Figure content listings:
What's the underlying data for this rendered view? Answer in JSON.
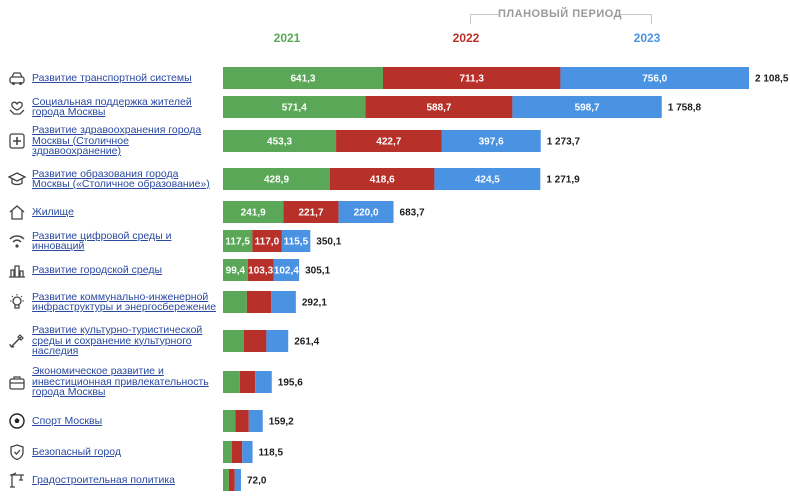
{
  "chart_data": {
    "type": "bar",
    "stacked": true,
    "orientation": "horizontal",
    "header": "ПЛАНОВЫЙ ПЕРИОД",
    "series": [
      {
        "name": "2021",
        "color": "#5aa857"
      },
      {
        "name": "2022",
        "color": "#b8302a"
      },
      {
        "name": "2023",
        "color": "#4a93e3"
      }
    ],
    "rows": [
      {
        "label": "Развитие транспортной системы",
        "icon": "car-icon",
        "values": [
          641.3,
          711.3,
          756.0
        ],
        "value_labels": [
          "641,3",
          "711,3",
          "756,0"
        ],
        "total": "2 108,5"
      },
      {
        "label": "Социальная поддержка жителей города Москвы",
        "icon": "hands-heart-icon",
        "values": [
          571.4,
          588.7,
          598.7
        ],
        "value_labels": [
          "571,4",
          "588,7",
          "598,7"
        ],
        "total": "1 758,8"
      },
      {
        "label": "Развитие здравоохранения города Москвы (Столичное здравоохранение)",
        "icon": "medical-cross-icon",
        "values": [
          453.3,
          422.7,
          397.6
        ],
        "value_labels": [
          "453,3",
          "422,7",
          "397,6"
        ],
        "total": "1 273,7"
      },
      {
        "label": "Развитие образования города Москвы («Столичное образование»)",
        "icon": "graduation-cap-icon",
        "values": [
          428.9,
          418.6,
          424.5
        ],
        "value_labels": [
          "428,9",
          "418,6",
          "424,5"
        ],
        "total": "1 271,9"
      },
      {
        "label": "Жилище",
        "icon": "house-icon",
        "values": [
          241.9,
          221.7,
          220.0
        ],
        "value_labels": [
          "241,9",
          "221,7",
          "220,0"
        ],
        "total": "683,7"
      },
      {
        "label": "Развитие цифровой среды и инноваций",
        "icon": "wifi-icon",
        "values": [
          117.5,
          117.0,
          115.5
        ],
        "value_labels": [
          "117,5",
          "117,0",
          "115,5"
        ],
        "total": "350,1"
      },
      {
        "label": "Развитие городской среды",
        "icon": "cityscape-icon",
        "values": [
          99.4,
          103.3,
          102.4
        ],
        "value_labels": [
          "99,4",
          "103,3",
          "102,4"
        ],
        "total": "305,1"
      },
      {
        "label": "Развитие коммунально-инженерной инфраструктуры и энергосбережение",
        "icon": "lightbulb-icon",
        "values": [
          95.7,
          97.8,
          98.6
        ],
        "value_labels": [
          "",
          "",
          ""
        ],
        "total": "292,1"
      },
      {
        "label": "Развитие культурно-туристической среды и сохранение культурного наследия",
        "icon": "palette-icon",
        "values": [
          83.0,
          91.0,
          87.4
        ],
        "value_labels": [
          "",
          "",
          ""
        ],
        "total": "261,4"
      },
      {
        "label": "Экономическое развитие и инвестиционная привлекательность города Москвы",
        "icon": "briefcase-icon",
        "values": [
          67.4,
          61.6,
          66.6
        ],
        "value_labels": [
          "",
          "",
          ""
        ],
        "total": "195,6"
      },
      {
        "label": "Спорт Москвы",
        "icon": "soccer-ball-icon",
        "values": [
          49.2,
          54.2,
          55.8
        ],
        "value_labels": [
          "",
          "",
          ""
        ],
        "total": "159,2"
      },
      {
        "label": "Безопасный город",
        "icon": "shield-icon",
        "values": [
          35.0,
          42.1,
          41.4
        ],
        "value_labels": [
          "",
          "",
          ""
        ],
        "total": "118,5"
      },
      {
        "label": "Градостроительная политика",
        "icon": "crane-icon",
        "values": [
          23.5,
          23.8,
          24.7
        ],
        "value_labels": [
          "",
          "",
          ""
        ],
        "total": "72,0"
      }
    ]
  }
}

_WHAT YOU WILL DO_
Locate all lines holding the word "города", then copy them out.

_WRITTEN SOLUTION_
        "label": "Социальная поддержка жителей города Москвы",
        "label": "Развитие здравоохранения города Москвы (Столичное здравоохранение)",
        "label": "Развитие образования города Москвы («Столичное образование»)",
        "label": "Экономическое развитие и инвестиционная привлекательность города Москвы",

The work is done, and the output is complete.